* **TASK GOAL**
Reproduce every entry exactly as shown.
# start of GIVEN DATA
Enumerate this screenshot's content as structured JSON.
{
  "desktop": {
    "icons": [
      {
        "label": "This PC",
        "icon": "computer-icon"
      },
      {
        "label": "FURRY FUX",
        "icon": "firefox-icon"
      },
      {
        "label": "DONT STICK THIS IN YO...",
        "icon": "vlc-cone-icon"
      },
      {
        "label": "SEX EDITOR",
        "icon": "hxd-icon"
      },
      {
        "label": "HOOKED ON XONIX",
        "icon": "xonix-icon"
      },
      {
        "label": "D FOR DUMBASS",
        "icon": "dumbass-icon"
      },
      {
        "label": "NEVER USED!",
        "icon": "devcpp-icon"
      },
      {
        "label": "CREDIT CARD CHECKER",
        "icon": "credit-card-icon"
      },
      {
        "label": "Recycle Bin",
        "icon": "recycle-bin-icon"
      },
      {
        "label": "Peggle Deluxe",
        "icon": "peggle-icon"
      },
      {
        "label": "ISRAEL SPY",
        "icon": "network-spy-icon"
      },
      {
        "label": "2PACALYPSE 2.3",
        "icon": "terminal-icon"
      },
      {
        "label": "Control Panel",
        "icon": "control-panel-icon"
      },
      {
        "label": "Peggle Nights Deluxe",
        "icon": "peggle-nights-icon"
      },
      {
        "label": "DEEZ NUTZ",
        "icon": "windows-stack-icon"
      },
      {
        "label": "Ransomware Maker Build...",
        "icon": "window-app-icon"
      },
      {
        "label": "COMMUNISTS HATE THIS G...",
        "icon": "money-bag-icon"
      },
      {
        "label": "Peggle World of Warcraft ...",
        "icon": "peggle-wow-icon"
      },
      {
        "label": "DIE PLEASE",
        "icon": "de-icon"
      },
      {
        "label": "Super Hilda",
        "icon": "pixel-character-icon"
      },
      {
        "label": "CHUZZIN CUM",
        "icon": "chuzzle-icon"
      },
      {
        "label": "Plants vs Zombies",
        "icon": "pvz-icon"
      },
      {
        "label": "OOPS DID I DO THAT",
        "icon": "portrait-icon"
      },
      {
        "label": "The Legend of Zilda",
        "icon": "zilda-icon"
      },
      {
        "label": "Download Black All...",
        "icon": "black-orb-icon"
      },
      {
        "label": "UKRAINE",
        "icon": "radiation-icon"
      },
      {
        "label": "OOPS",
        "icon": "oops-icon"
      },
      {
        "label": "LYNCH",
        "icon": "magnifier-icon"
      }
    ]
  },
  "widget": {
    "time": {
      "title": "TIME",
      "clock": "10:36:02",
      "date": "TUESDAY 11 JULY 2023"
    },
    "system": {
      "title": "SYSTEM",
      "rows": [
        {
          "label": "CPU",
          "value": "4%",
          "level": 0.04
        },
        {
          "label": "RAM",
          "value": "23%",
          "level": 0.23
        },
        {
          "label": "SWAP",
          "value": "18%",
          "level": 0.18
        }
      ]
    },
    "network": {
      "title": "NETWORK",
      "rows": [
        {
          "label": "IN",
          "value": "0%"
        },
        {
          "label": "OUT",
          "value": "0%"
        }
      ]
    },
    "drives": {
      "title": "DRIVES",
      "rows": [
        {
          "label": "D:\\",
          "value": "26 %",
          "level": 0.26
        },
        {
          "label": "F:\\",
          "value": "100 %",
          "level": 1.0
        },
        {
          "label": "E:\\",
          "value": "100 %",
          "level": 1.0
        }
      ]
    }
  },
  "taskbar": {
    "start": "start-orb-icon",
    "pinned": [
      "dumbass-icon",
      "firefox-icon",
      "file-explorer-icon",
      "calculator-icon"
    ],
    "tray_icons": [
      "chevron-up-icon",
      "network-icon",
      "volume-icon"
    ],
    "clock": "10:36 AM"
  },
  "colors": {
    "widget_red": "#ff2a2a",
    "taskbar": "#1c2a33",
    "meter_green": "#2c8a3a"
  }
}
# end of GIVEN DATA
* **WRITTEN ANSWER**
Enumerate this screenshot's content as structured JSON.
{
  "desktop": {
    "icons": [
      {
        "label": "This PC",
        "icon": "computer-icon"
      },
      {
        "label": "FURRY FUX",
        "icon": "firefox-icon"
      },
      {
        "label": "DONT STICK THIS IN YO...",
        "icon": "vlc-cone-icon"
      },
      {
        "label": "SEX EDITOR",
        "icon": "hxd-icon"
      },
      {
        "label": "HOOKED ON XONIX",
        "icon": "xonix-icon"
      },
      {
        "label": "D FOR DUMBASS",
        "icon": "dumbass-icon"
      },
      {
        "label": "NEVER USED!",
        "icon": "devcpp-icon"
      },
      {
        "label": "CREDIT CARD CHECKER",
        "icon": "credit-card-icon"
      },
      {
        "label": "Recycle Bin",
        "icon": "recycle-bin-icon"
      },
      {
        "label": "Peggle Deluxe",
        "icon": "peggle-icon"
      },
      {
        "label": "ISRAEL SPY",
        "icon": "network-spy-icon"
      },
      {
        "label": "2PACALYPSE 2.3",
        "icon": "terminal-icon"
      },
      {
        "label": "Control Panel",
        "icon": "control-panel-icon"
      },
      {
        "label": "Peggle Nights Deluxe",
        "icon": "peggle-nights-icon"
      },
      {
        "label": "DEEZ NUTZ",
        "icon": "windows-stack-icon"
      },
      {
        "label": "Ransomware Maker Build...",
        "icon": "window-app-icon"
      },
      {
        "label": "COMMUNISTS HATE THIS G...",
        "icon": "money-bag-icon"
      },
      {
        "label": "Peggle World of Warcraft ...",
        "icon": "peggle-wow-icon"
      },
      {
        "label": "DIE PLEASE",
        "icon": "de-icon"
      },
      {
        "label": "Super Hilda",
        "icon": "pixel-character-icon"
      },
      {
        "label": "CHUZZIN CUM",
        "icon": "chuzzle-icon"
      },
      {
        "label": "Plants vs Zombies",
        "icon": "pvz-icon"
      },
      {
        "label": "OOPS DID I DO THAT",
        "icon": "portrait-icon"
      },
      {
        "label": "The Legend of Zilda",
        "icon": "zilda-icon"
      },
      {
        "label": "Download Black All...",
        "icon": "black-orb-icon"
      },
      {
        "label": "UKRAINE",
        "icon": "radiation-icon"
      },
      {
        "label": "OOPS",
        "icon": "oops-icon"
      },
      {
        "label": "LYNCH",
        "icon": "magnifier-icon"
      }
    ]
  },
  "widget": {
    "time": {
      "title": "TIME",
      "clock": "10:36:02",
      "date": "TUESDAY 11 JULY 2023"
    },
    "system": {
      "title": "SYSTEM",
      "rows": [
        {
          "label": "CPU",
          "value": "4%",
          "level": 0.04
        },
        {
          "label": "RAM",
          "value": "23%",
          "level": 0.23
        },
        {
          "label": "SWAP",
          "value": "18%",
          "level": 0.18
        }
      ]
    },
    "network": {
      "title": "NETWORK",
      "rows": [
        {
          "label": "IN",
          "value": "0%"
        },
        {
          "label": "OUT",
          "value": "0%"
        }
      ]
    },
    "drives": {
      "title": "DRIVES",
      "rows": [
        {
          "label": "D:\\",
          "value": "26 %",
          "level": 0.26
        },
        {
          "label": "F:\\",
          "value": "100 %",
          "level": 1.0
        },
        {
          "label": "E:\\",
          "value": "100 %",
          "level": 1.0
        }
      ]
    }
  },
  "taskbar": {
    "start": "start-orb-icon",
    "pinned": [
      "dumbass-icon",
      "firefox-icon",
      "file-explorer-icon",
      "calculator-icon"
    ],
    "tray_icons": [
      "chevron-up-icon",
      "network-icon",
      "volume-icon"
    ],
    "clock": "10:36 AM"
  },
  "colors": {
    "widget_red": "#ff2a2a",
    "taskbar": "#1c2a33",
    "meter_green": "#2c8a3a"
  }
}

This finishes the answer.